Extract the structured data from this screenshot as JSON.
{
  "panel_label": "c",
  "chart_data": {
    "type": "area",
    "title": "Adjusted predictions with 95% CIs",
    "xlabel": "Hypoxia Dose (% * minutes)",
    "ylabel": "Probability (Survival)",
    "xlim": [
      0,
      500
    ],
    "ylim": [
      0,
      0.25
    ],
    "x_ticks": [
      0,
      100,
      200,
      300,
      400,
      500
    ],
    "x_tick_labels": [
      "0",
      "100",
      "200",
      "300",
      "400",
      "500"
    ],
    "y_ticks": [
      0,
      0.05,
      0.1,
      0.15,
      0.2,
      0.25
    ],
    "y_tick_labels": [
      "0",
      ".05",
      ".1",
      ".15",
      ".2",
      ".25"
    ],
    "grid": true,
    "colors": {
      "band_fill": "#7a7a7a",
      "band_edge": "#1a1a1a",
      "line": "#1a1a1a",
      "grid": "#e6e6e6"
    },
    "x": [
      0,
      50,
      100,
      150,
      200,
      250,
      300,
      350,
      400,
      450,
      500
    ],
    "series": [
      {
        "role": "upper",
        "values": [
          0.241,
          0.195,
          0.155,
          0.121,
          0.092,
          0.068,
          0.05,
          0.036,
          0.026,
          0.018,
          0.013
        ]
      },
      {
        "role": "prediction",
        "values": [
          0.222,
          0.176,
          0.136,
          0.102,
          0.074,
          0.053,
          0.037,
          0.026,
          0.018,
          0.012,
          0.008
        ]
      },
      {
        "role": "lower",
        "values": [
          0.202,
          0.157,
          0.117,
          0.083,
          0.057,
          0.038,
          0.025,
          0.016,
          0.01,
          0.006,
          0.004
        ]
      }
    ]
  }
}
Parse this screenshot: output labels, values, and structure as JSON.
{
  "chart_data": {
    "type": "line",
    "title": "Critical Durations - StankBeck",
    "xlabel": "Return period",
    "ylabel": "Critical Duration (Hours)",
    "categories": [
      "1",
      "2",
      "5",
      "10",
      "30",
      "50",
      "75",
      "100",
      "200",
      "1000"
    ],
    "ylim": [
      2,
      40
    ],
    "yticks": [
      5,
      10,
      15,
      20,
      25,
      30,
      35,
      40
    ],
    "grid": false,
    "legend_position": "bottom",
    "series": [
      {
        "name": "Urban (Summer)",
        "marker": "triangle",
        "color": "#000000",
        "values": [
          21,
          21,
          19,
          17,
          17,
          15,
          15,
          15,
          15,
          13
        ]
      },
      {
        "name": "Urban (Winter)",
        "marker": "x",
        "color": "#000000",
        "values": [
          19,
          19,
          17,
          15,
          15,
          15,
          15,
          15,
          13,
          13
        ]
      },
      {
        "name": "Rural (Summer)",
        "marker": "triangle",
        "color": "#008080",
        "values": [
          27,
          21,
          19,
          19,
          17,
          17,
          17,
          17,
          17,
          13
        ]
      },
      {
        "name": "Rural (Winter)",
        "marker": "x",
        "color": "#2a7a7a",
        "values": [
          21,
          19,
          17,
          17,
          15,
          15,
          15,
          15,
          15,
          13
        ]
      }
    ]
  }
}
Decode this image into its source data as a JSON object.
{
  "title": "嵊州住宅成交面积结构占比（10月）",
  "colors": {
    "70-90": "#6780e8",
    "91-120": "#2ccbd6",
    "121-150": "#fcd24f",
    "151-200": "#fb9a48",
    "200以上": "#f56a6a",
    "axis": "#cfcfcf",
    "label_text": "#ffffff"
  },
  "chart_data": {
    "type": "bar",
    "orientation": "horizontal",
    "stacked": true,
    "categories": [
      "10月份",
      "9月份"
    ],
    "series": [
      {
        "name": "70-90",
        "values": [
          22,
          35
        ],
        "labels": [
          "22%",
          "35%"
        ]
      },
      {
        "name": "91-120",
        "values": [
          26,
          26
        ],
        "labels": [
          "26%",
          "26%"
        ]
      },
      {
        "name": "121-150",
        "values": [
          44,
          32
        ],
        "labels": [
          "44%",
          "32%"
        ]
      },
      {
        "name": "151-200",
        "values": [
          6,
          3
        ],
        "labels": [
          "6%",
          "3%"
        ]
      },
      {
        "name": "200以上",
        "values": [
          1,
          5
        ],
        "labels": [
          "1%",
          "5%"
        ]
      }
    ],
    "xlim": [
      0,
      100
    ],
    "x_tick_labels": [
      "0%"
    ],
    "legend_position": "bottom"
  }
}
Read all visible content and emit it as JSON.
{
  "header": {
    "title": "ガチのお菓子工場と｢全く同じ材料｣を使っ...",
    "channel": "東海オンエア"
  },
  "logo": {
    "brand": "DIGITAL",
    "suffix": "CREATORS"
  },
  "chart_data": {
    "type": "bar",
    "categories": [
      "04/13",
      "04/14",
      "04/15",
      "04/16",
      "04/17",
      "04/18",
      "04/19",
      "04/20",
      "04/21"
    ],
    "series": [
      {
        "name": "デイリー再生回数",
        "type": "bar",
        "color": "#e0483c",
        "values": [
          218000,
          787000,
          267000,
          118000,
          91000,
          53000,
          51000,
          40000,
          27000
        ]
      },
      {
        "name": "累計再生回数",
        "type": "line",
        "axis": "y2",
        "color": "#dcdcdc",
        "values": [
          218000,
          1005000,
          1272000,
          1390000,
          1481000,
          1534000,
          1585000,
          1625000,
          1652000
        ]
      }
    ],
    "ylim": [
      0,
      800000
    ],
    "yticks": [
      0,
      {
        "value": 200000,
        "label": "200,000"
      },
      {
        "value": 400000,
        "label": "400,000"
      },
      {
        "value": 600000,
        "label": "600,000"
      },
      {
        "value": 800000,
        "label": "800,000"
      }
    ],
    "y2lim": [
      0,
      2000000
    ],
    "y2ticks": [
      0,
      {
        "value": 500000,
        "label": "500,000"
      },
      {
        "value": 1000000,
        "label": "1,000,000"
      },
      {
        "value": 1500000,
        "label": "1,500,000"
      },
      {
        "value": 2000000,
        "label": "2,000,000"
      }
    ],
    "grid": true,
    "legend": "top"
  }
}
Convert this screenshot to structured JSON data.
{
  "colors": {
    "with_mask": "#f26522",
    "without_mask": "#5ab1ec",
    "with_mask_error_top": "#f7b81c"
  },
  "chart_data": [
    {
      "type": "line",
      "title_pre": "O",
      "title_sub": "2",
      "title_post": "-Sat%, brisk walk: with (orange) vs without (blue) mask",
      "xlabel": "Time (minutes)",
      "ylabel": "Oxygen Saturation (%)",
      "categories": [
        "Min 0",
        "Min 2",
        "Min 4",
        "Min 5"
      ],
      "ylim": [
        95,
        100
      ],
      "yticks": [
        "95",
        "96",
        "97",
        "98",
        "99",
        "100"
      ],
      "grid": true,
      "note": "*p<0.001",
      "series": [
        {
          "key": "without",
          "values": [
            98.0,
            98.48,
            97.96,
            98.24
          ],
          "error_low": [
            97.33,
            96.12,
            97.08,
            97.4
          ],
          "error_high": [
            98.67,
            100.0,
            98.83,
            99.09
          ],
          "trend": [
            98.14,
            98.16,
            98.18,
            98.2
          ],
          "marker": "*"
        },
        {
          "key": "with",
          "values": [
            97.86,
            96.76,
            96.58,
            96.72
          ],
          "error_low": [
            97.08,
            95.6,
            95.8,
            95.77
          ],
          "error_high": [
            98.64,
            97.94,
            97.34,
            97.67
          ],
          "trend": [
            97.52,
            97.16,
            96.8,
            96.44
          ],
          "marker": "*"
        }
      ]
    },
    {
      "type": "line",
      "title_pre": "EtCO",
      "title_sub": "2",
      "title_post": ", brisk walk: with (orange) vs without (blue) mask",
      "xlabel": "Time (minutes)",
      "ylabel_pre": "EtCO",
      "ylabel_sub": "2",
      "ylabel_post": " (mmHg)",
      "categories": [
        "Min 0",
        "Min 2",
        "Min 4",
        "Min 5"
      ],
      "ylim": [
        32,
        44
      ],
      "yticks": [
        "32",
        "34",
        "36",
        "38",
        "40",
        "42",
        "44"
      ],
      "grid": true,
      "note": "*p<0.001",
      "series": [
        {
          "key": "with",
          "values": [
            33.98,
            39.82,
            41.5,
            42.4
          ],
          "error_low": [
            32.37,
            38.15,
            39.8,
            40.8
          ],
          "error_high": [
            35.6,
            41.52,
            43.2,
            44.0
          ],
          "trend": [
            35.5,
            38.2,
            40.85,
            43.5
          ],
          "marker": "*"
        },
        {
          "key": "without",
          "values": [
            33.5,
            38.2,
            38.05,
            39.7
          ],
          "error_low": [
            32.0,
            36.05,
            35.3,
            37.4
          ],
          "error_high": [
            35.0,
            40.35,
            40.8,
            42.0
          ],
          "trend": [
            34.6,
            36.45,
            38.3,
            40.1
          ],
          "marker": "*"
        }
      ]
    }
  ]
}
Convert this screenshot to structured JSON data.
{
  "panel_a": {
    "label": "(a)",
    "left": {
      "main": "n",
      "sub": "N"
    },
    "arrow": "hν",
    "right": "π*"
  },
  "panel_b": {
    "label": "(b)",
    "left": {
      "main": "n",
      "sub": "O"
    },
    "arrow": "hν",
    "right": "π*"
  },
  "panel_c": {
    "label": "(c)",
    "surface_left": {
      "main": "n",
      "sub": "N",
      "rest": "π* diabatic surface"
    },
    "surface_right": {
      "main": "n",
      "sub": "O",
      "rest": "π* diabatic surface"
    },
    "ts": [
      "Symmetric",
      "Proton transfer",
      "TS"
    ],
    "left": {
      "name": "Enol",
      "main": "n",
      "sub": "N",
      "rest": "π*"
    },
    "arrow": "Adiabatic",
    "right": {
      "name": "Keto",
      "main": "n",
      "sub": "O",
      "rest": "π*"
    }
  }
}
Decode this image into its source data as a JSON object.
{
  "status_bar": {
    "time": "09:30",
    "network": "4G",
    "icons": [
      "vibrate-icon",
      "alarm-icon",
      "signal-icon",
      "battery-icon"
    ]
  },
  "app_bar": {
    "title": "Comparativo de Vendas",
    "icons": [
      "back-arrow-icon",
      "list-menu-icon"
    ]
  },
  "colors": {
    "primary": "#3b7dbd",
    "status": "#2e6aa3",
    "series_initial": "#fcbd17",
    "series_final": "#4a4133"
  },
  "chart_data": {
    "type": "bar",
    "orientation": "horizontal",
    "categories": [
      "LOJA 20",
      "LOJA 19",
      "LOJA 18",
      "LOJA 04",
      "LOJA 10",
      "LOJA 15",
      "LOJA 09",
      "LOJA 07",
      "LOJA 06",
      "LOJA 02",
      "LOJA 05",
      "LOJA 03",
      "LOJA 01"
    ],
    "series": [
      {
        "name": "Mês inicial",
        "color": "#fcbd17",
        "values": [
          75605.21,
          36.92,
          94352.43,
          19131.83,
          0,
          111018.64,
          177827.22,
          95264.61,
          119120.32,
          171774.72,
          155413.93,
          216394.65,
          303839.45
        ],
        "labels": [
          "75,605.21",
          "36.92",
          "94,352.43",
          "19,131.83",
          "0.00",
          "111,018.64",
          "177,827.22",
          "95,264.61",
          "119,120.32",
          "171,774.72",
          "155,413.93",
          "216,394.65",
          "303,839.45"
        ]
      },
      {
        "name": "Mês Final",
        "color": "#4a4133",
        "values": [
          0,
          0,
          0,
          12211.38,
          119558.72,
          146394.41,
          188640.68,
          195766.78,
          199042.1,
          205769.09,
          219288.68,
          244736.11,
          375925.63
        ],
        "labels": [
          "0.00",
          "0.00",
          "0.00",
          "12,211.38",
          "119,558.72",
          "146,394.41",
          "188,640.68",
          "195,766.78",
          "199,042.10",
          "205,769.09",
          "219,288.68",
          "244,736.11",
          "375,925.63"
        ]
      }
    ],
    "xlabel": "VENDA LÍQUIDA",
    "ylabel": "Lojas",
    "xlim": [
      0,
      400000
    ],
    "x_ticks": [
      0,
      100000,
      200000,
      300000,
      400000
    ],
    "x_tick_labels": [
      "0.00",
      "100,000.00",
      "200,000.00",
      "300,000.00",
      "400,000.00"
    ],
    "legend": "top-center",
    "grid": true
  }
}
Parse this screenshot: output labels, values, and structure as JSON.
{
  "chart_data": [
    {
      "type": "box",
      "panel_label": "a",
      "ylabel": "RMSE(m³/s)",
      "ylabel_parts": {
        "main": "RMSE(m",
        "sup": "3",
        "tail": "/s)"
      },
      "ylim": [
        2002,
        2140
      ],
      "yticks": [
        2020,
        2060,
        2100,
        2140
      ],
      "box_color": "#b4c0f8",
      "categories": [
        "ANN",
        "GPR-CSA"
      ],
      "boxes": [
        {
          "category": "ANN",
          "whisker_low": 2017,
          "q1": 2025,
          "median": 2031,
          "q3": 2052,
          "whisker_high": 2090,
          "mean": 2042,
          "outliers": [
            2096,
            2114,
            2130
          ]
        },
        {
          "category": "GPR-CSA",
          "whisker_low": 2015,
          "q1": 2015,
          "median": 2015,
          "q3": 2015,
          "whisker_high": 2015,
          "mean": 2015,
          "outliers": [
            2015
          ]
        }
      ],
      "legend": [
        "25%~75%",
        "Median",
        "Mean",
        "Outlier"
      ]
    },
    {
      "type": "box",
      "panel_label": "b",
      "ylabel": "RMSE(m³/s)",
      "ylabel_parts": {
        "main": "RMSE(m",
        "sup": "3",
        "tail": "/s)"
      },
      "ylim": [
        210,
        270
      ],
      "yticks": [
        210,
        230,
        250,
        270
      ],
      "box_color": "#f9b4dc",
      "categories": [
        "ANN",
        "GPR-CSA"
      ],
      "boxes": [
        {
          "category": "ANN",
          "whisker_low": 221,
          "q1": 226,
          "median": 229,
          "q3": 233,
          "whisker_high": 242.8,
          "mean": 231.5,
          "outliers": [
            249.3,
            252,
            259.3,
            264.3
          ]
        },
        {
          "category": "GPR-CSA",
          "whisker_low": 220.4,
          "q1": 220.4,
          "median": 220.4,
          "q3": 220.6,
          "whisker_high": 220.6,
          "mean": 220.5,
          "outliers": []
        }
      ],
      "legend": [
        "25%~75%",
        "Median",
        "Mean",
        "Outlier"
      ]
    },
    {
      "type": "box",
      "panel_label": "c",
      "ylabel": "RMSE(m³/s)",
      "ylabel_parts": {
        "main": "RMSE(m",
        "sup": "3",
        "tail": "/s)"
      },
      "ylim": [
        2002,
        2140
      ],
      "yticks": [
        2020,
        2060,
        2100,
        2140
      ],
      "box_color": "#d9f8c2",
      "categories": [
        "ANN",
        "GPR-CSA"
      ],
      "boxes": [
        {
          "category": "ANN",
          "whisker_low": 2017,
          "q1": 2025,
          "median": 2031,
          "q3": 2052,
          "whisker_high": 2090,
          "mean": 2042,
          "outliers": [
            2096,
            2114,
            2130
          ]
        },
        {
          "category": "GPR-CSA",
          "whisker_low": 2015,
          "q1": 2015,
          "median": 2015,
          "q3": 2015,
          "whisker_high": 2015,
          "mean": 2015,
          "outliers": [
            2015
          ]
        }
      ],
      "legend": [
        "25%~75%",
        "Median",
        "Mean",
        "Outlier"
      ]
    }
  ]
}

*PROBLEM DETAILS*:
Collect every line above that contains the word "brisk".

*TASK OUTPUT*:
      "title_post": "-Sat%, brisk walk: with (orange) vs without (blue) mask",
      "title_post": ", brisk walk: with (orange) vs without (blue) mask",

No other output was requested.